**STATED PROBLEM**
According to the passage on vision subsystem requirements, what is the minimum update rate for the system?

One objective was for the vision teams to work with the Team members to define specific performance and interface requirements for the vision subsystem. In general, the performance requirements flow down from the overall FCW system and, specifically, from the needs of the Target Selection Module. The interface requirements have been selected to conform to the overall system design as well as to the specific needs of the Data Fusion Module, which is the primary user of the vision system data.

In summary, the requirements state that the system should provide host and road state estimates to within these specified one-sigma accuracy requirements:

    1. Lateral position in lane: < 0.2 meters
    2. Lane width: < 0.2 meters
    3. Heading: < 0.2
    4. Road Geometry: < 0.75 meters at 75 meter range2

The Forward Vision Sensor should produce confidence estimates (which may be a function of range) for the road-geometry and host vehicle state. The system should also report the number of lane markers (i.e. left, right or none) that it has acquired as well as some indication of when a lane change event has occurred. The minimum update rate is 10 Hz with an initial maximum acquisition time of 5 seconds. The system should work on the freeways, freeway transitions, expressways and parkways where the minimum horizontal radius of curvature is 300 meters, and when the host speed is between 25 and 75 mph. The system will operate in clement weather, in both day and night conditions, and under natural and artificial lighting. The road surface should be paved, clear, and free from glare, and the road markings should have good contrast. The lane markings can be of single or double lines that are either solid or dashed. This task has been completed.

[Recorded data]
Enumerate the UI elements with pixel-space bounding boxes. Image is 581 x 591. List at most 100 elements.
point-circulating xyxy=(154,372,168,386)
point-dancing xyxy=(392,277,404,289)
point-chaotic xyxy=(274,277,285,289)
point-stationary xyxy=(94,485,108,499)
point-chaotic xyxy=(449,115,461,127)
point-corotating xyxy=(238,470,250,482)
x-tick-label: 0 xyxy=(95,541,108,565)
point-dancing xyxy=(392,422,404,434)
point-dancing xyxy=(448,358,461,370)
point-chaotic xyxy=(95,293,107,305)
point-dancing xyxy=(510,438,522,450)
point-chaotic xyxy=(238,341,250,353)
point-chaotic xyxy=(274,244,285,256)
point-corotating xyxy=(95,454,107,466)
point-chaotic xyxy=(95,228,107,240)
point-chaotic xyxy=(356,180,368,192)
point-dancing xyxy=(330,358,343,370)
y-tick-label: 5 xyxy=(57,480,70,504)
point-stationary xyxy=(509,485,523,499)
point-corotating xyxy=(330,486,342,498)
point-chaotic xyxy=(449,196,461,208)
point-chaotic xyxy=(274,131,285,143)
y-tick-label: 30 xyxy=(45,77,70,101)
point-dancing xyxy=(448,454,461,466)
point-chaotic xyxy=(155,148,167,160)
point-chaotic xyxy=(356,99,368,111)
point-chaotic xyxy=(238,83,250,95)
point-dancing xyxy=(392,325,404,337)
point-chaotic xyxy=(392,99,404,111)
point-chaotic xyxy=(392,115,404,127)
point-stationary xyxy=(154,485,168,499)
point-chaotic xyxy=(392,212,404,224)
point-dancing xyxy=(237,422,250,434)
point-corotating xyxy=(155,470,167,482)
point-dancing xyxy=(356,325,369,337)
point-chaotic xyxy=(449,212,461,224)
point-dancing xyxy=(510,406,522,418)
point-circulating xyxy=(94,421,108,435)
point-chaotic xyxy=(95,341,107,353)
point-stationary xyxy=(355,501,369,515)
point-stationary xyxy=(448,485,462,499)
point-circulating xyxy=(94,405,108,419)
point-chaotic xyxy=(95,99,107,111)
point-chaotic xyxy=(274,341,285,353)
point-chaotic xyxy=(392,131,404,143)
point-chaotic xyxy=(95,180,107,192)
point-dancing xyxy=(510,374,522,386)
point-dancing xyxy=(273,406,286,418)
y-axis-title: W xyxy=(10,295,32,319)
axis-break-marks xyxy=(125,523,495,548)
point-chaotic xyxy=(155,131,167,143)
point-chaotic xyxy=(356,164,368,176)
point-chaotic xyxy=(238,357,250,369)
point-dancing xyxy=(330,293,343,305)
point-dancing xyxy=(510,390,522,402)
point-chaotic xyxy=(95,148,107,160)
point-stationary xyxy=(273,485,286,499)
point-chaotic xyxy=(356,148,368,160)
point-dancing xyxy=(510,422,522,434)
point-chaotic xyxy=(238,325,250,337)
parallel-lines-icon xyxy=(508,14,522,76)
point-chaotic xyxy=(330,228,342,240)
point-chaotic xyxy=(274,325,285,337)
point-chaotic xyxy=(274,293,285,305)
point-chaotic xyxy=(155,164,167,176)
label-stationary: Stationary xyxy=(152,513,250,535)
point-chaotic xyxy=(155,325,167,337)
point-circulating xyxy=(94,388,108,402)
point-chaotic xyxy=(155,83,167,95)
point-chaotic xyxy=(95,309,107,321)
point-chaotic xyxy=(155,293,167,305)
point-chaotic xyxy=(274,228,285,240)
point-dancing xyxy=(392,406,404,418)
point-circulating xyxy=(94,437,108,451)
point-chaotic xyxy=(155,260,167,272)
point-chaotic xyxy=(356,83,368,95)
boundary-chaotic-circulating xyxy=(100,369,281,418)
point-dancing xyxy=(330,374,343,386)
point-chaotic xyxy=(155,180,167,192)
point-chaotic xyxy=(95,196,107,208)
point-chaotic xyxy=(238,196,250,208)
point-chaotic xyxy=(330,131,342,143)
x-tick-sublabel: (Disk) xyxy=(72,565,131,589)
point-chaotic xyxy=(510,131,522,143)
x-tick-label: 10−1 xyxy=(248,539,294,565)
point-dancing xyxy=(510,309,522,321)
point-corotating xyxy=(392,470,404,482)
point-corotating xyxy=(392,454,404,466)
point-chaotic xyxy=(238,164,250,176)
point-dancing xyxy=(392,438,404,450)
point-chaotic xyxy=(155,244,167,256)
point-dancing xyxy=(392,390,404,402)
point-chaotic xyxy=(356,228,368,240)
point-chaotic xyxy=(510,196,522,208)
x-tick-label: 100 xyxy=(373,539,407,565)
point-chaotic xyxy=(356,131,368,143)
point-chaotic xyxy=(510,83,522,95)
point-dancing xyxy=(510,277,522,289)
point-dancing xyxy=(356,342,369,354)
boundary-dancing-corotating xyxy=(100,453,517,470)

**COMPLETE ANSWER**
10 Hz